• REQUEST: Write out each entry again. Keep every word exactly as it is.

• Data records:
::::::::

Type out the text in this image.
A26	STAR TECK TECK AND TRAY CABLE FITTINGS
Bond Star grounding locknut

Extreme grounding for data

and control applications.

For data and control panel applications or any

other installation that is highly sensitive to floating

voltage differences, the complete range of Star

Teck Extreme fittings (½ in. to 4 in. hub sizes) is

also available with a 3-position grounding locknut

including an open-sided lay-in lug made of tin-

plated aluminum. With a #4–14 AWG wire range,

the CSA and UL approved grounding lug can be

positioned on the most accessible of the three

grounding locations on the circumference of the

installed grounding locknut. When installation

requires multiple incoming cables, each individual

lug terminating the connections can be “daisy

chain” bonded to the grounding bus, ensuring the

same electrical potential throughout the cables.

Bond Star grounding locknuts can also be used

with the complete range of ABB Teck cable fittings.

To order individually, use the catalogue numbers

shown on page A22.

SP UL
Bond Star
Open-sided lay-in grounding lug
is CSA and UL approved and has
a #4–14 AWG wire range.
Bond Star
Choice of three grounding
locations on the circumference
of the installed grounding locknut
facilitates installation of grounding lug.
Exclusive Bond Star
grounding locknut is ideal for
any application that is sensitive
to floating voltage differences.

::::::::

• EXERCISE OUTPUT:
Type out the text in this image.
A26	STAR TECK TECK AND TRAY CABLE FITTINGS
Bond Star grounding locknut

Extreme grounding for data

and control applications.

For data and control panel applications or any

other installation that is highly sensitive to floating

voltage differences, the complete range of Star

Teck Extreme fittings (½ in. to 4 in. hub sizes) is

also available with a 3-position grounding locknut

including an open-sided lay-in lug made of tin-

plated aluminum. With a #4–14 AWG wire range,

the CSA and UL approved grounding lug can be

positioned on the most accessible of the three

grounding locations on the circumference of the

installed grounding locknut. When installation

requires multiple incoming cables, each individual

lug terminating the connections can be “daisy

chain” bonded to the grounding bus, ensuring the

same electrical potential throughout the cables.

Bond Star grounding locknuts can also be used

with the complete range of ABB Teck cable fittings.

To order individually, use the catalogue numbers

shown on page A22.

SP UL
Bond Star
Open-sided lay-in grounding lug
is CSA and UL approved and has
a #4–14 AWG wire range.
Bond Star
Choice of three grounding
locations on the circumference
of the installed grounding locknut
facilitates installation of grounding lug.
Exclusive Bond Star
grounding locknut is ideal for
any application that is sensitive
to floating voltage differences.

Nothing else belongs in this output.